Set of tasks:
[1] In two sentences, what does the RLBP1 passage say?
[2] Print the RLBP1 passage word for word, between "Retinaldehyde-binding protein 1" and "pigment epithelial cells.", inclusive.

Source passage:
---

Retinaldehyde-binding protein 1 (RLBP1) also known as cellular retinaldehyde-binding protein (CRALBP) is a 36-kD water-soluble protein that in humans is encoded by the RLBP1 gene.

Discovery 
Cellular retinol binding protein (CRBP) was first discovered in 1973 from lung tissues by Bashor et al. There have been three cellular retinol binding protein categories discovered; Cellular retinol-binding protein, cellular retinoic acid-binding protein and cellular retinaldehyde-binding protein(CRALBP). CRALBP was first discovered in 1977, after it was purified from retina and retinal pigment epithelial cells.

Function 

The cellular retinaldehyde-binding protein transports 11-cis-retinal (also known as 11-cis-retinaldehyde) as its physiological ligands. It plays a critical role as an 11-cis-retinal acceptor which facilitates the enzymatic isomerization of all 11-trans-retinal to 11-cis-retinal, in the isomerization of the rod and cones of the visual cycle.

---

Recorded data:
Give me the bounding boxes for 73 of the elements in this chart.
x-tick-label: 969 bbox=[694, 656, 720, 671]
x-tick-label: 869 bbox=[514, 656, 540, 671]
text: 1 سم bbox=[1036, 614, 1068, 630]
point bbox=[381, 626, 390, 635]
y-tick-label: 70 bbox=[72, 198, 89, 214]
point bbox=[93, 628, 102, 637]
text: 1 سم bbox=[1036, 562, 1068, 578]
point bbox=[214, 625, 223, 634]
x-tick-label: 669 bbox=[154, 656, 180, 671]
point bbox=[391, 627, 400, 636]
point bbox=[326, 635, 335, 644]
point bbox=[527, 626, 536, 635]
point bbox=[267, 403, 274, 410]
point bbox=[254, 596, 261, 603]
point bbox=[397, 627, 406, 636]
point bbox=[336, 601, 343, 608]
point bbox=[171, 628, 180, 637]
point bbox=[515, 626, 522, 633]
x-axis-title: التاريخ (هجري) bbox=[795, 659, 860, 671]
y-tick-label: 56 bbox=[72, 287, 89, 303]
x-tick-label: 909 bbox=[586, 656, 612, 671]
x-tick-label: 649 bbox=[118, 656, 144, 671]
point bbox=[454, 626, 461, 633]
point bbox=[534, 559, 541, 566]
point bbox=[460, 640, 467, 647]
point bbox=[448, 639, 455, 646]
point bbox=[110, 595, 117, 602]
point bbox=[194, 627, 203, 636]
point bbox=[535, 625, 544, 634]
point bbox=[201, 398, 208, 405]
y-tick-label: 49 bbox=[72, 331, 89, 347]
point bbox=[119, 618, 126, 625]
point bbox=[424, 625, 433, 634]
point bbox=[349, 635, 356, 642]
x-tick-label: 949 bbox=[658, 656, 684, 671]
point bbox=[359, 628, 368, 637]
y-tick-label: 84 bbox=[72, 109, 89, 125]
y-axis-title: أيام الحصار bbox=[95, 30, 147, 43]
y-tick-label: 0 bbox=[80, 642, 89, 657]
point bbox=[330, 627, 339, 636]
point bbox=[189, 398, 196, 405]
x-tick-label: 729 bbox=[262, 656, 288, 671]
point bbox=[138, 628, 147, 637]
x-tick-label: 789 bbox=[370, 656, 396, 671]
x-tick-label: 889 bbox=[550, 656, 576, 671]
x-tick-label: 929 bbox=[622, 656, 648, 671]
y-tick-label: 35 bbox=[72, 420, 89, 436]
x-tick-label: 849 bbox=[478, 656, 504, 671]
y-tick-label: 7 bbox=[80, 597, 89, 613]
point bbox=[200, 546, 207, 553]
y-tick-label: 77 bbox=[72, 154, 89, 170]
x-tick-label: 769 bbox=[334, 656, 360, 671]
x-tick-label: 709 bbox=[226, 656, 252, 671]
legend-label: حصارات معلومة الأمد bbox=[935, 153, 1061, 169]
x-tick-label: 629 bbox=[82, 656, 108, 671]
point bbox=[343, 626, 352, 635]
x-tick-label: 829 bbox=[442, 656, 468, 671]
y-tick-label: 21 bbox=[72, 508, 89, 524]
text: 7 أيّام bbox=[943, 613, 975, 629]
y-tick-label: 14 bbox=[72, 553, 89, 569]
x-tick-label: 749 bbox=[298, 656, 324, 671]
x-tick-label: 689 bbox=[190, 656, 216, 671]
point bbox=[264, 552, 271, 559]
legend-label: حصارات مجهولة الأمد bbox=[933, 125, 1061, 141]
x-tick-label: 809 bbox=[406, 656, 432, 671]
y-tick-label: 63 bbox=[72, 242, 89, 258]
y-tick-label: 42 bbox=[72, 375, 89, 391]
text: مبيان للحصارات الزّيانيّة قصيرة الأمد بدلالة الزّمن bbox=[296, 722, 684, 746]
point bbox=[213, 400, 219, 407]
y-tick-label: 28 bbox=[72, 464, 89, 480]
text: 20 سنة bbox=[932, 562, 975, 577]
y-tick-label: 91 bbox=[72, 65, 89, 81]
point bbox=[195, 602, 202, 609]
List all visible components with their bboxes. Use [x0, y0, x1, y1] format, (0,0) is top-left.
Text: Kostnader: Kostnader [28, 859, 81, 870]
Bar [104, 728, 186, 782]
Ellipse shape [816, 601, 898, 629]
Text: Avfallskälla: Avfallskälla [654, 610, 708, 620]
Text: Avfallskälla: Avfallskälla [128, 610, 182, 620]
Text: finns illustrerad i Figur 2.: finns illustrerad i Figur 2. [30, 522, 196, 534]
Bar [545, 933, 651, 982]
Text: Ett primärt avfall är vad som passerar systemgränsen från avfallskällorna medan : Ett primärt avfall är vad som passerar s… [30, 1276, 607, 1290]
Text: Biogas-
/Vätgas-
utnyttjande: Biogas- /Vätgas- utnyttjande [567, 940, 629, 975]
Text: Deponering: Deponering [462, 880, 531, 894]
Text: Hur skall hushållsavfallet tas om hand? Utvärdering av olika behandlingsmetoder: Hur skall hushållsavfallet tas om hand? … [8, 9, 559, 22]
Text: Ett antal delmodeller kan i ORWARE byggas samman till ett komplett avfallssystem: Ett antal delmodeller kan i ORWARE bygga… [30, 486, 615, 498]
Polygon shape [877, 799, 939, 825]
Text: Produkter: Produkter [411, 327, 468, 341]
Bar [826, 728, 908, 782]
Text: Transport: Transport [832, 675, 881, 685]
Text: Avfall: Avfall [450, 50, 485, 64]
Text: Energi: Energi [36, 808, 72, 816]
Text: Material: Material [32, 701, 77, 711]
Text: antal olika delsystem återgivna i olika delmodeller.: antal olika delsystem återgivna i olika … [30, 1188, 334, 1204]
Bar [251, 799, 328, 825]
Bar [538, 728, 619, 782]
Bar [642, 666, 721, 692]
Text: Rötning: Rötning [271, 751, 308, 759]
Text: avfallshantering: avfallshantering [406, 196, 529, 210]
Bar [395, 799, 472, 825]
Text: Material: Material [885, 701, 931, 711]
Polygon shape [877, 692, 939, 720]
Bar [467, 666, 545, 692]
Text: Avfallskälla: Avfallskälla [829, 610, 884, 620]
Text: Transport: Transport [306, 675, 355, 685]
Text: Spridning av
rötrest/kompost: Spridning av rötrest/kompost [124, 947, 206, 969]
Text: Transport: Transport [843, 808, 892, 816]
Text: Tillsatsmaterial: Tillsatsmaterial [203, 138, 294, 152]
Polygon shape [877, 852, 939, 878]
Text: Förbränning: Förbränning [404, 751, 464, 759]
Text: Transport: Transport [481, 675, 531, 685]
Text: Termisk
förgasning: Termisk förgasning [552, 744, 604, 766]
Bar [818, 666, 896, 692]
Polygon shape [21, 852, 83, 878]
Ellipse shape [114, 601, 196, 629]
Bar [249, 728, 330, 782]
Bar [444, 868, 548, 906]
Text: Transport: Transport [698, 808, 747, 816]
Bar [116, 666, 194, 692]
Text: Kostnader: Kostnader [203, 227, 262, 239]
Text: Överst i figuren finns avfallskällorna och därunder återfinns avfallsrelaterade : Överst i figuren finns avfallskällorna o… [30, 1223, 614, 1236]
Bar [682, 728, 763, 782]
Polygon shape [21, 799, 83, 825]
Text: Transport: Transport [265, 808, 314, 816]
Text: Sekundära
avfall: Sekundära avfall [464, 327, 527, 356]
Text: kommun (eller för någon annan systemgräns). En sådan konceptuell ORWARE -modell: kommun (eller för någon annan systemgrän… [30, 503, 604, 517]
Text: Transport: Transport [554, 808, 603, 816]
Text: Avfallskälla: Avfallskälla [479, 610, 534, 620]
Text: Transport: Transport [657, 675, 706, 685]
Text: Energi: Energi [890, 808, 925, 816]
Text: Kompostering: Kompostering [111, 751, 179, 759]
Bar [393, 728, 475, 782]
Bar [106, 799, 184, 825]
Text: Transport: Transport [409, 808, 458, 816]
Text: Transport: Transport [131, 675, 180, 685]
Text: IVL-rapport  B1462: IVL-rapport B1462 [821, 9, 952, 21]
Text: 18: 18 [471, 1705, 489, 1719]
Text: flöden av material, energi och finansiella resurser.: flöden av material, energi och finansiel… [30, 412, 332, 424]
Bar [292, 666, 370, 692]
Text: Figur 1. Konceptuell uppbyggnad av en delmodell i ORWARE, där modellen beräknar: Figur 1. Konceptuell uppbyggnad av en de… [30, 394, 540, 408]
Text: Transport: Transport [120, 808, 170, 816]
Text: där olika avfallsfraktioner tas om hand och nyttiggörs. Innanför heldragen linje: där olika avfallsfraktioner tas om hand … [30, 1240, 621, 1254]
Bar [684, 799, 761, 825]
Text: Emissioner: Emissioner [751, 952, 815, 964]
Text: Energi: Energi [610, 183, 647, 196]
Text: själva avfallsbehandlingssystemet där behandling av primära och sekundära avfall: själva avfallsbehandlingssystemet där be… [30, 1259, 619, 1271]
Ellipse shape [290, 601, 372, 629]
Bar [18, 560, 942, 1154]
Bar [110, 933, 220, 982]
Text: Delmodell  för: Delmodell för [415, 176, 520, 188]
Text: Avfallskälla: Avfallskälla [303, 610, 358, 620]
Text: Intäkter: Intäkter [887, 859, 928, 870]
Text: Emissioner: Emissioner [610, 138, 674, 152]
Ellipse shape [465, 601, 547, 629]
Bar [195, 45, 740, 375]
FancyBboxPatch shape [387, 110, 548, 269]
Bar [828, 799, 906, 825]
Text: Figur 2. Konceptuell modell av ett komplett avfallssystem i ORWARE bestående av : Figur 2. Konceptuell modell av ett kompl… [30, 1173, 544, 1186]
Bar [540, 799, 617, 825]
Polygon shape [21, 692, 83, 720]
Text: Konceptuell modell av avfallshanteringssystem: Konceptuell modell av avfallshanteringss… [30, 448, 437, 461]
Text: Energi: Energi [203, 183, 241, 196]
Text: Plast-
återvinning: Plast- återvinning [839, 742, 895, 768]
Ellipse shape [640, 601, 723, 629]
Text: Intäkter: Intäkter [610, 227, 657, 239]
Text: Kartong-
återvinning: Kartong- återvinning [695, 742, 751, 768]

---

Solutions in order:
[1] RLBP1, also called CRALBP, is a 36-kD water-soluble protein encoded in humans by the RLBP1 gene, and it was first discovered in 1977 after being purified from retina and retinal pigment epithelial cells. It transports 11-cis-retinal and plays a critical role as an 11-cis-retinal acceptor in the visual cycle.

[2]
Retinaldehyde-binding protein 1 (RLBP1) also known as cellular retinaldehyde-binding protein (CRALBP) is a 36-kD water-soluble protein that in humans is encoded by the RLBP1 gene.

Discovery 
Cellular retinol binding protein (CRBP) was first discovered in 1973 from lung tissues by Bashor et al. There have been three cellular retinol binding protein categories discovered; Cellular retinol-binding protein, cellular retinoic acid-binding protein and cellular retinaldehyde-binding protein(CRALBP). CRALBP was first discovered in 1977, after it was purified from retina and retinal pigment epithelial cells.